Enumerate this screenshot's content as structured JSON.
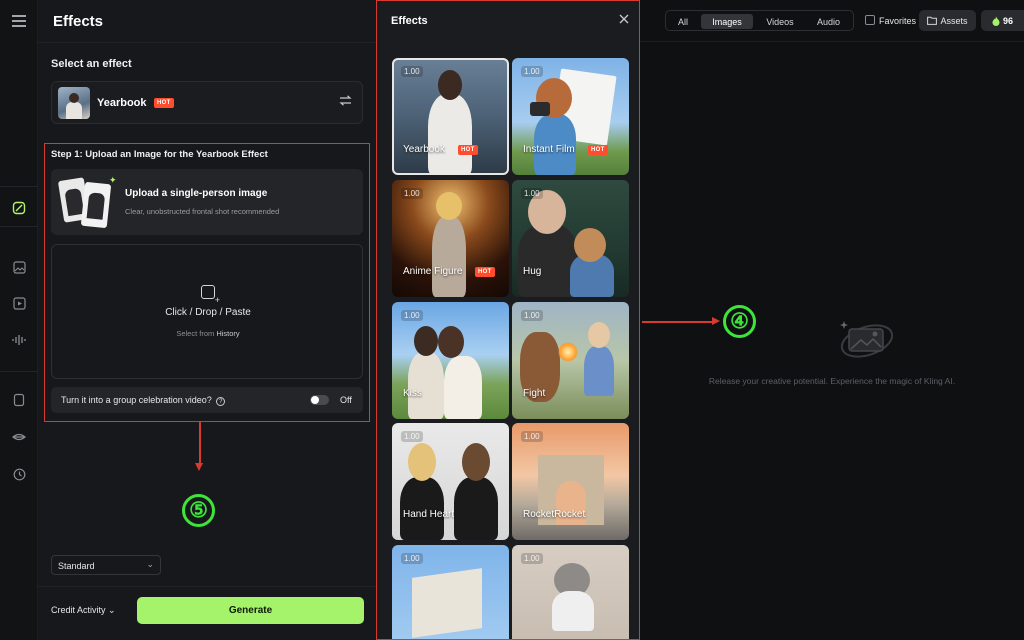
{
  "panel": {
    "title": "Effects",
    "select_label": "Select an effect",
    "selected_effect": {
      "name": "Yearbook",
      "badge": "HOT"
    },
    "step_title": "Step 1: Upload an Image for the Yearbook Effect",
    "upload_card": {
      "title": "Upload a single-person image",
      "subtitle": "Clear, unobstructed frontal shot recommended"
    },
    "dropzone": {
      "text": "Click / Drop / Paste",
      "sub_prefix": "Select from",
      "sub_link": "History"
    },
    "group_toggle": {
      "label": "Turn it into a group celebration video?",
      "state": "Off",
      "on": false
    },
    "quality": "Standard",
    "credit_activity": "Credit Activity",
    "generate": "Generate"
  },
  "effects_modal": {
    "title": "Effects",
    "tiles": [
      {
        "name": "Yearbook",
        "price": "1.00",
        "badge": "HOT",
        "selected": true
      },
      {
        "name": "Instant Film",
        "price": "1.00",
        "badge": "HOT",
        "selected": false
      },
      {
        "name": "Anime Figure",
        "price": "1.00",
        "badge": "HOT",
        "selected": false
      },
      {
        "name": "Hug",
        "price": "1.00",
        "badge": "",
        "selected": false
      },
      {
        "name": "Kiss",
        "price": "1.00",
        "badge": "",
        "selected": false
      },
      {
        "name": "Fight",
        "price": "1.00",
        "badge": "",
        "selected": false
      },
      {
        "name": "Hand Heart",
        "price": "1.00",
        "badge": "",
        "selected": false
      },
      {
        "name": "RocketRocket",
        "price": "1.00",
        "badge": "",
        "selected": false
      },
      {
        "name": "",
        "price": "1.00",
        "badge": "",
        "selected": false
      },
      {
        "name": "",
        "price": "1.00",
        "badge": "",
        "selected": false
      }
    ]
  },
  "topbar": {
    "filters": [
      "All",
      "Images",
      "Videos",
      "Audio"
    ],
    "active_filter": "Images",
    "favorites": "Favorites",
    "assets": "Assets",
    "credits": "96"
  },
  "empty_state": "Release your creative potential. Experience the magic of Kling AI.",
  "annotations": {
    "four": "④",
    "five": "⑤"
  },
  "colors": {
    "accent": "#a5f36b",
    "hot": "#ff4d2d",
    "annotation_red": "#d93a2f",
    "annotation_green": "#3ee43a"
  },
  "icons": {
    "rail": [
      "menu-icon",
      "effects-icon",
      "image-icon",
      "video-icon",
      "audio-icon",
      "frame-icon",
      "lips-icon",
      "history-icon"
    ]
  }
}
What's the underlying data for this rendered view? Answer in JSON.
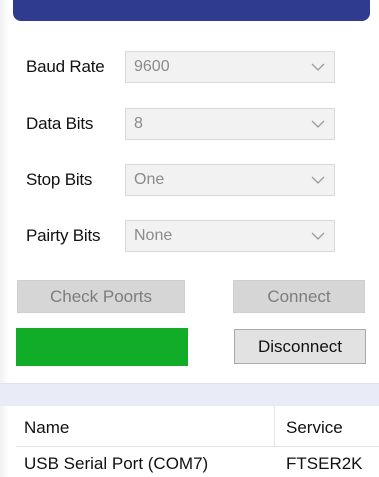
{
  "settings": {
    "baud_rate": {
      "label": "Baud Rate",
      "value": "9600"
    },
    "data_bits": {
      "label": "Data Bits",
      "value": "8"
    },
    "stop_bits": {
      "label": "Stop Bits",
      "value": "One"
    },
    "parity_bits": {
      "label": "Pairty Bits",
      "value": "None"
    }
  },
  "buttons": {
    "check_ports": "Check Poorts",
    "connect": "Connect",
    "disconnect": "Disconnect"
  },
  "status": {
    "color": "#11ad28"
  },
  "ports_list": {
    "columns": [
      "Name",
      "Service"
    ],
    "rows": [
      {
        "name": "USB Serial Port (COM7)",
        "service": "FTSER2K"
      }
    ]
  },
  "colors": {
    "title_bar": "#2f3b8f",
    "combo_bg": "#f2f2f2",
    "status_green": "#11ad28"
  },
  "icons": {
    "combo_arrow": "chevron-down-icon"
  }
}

---

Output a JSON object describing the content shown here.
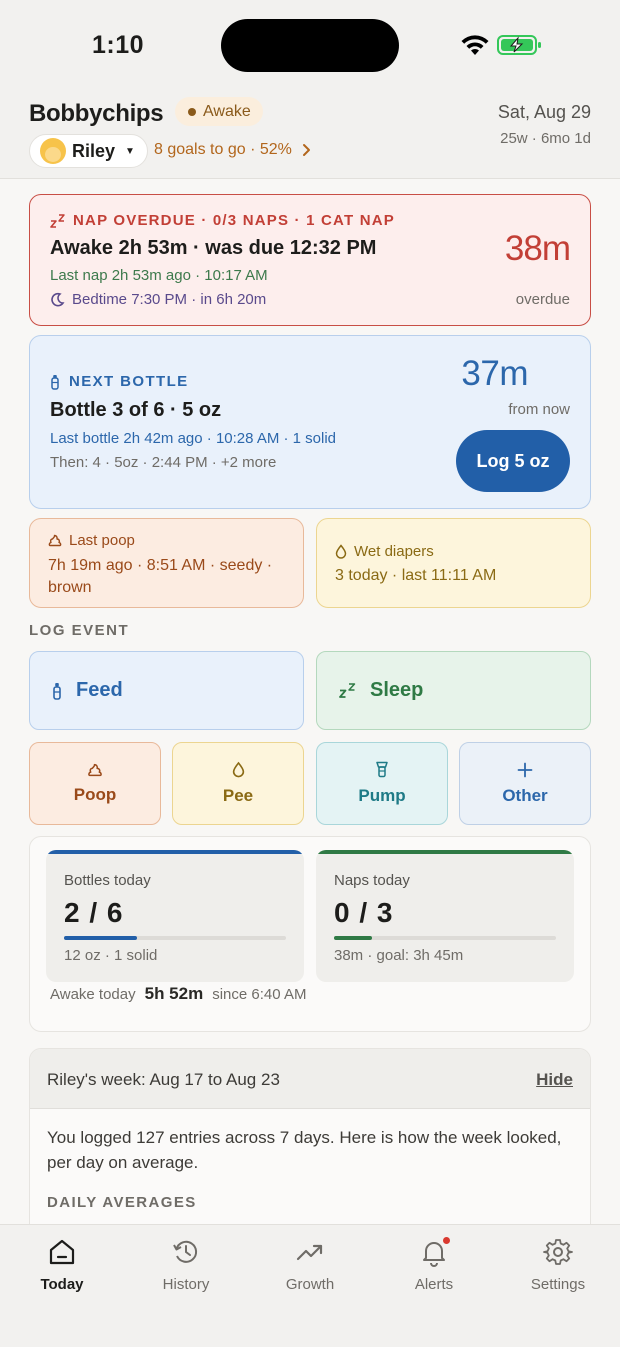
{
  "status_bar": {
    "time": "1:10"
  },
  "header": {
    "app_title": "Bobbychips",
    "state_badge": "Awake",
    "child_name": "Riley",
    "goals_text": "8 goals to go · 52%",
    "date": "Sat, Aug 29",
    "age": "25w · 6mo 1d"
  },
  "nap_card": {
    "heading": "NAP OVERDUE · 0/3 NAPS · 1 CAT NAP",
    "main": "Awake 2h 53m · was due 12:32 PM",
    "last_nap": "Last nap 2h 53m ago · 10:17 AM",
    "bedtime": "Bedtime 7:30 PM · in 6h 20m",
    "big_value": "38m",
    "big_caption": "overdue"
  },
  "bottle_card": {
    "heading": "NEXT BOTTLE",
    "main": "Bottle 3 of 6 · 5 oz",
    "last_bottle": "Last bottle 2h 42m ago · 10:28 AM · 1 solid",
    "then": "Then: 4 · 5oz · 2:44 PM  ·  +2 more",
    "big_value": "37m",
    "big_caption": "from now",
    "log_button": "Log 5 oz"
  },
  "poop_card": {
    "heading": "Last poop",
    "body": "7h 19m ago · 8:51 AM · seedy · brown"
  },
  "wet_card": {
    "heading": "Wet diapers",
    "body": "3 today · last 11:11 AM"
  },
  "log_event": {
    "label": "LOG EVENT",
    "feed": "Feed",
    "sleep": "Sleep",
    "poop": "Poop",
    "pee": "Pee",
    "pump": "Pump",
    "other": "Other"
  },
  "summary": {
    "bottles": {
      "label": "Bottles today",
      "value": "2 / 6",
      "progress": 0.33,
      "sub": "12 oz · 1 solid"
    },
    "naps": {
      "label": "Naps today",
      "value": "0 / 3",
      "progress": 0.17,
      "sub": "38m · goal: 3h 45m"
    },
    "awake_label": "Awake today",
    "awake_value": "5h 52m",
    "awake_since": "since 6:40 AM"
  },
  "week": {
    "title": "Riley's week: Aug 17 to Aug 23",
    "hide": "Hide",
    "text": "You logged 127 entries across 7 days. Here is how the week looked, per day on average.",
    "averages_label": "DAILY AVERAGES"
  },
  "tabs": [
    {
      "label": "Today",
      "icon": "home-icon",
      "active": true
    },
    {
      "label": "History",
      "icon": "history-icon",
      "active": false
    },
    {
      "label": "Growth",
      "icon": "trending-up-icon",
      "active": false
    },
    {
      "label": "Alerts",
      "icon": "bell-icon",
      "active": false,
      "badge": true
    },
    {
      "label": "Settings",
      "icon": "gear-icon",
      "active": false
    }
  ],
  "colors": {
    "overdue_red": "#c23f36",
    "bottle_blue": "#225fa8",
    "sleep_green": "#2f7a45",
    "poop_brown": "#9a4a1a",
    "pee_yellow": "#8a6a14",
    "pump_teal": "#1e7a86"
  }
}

▶ **Short task**
Each line in the listing above that contains "JSON" should be copied.

▶ **Task solution**
Enumerate this screenshot's content as structured JSON.
What's the underlying data for this rendered view? Answer in JSON.
Output a JSON object describing the content shown here.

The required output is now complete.